((
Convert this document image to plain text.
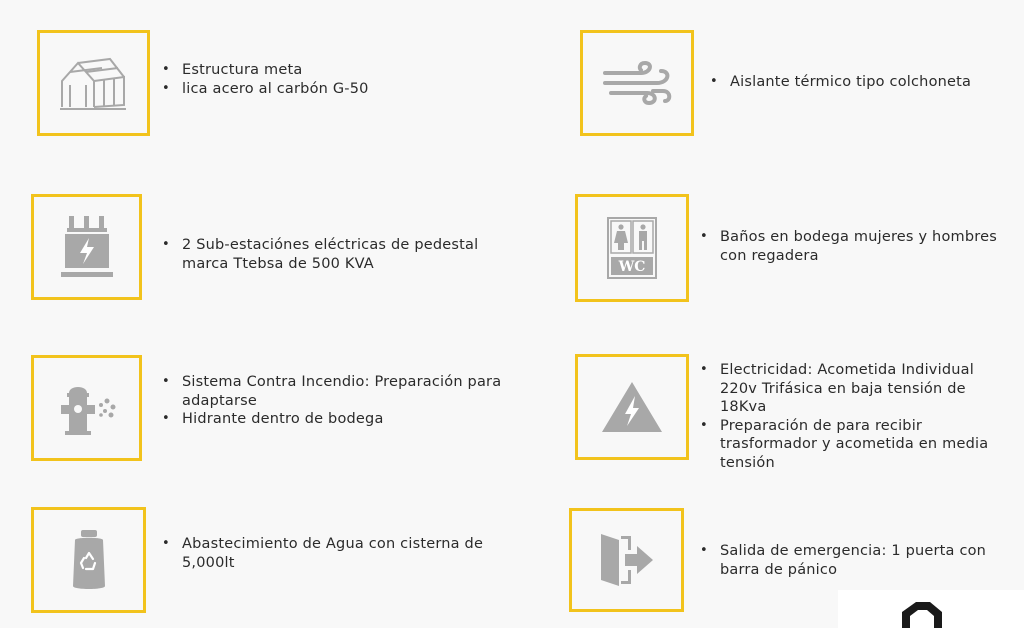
• Estructura meta
• lica acero al carbón G-50
•	Aislante térmico tipo colchoneta
• 2 Sub-estaciónes eléctricas de pedestal marca Ttebsa de 500 KVA	WC
• Baños en bodega mujeres y hombres con regadera
• Sistema Contra Incendio: Preparación para adaptarse
• Hidrante dentro de bodega
• Electricidad: Acometida Individual 220v Trifásica en baja tensión de 18Kva
• Preparación de para recibir trasformador y acometida en media tensión
• Abastecimiento de Agua con cisterna de 5,000lt
• Salida de emergencia: 1 puerta con barra de pánico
))
### [Stated goal]
Identify which lines contain the word "Preparación" and copy each one.

### [Solution to this task]
• Sistema Contra Incendio: Preparación para adaptarse
• Preparación de para recibir trasformador y acometida en media tensión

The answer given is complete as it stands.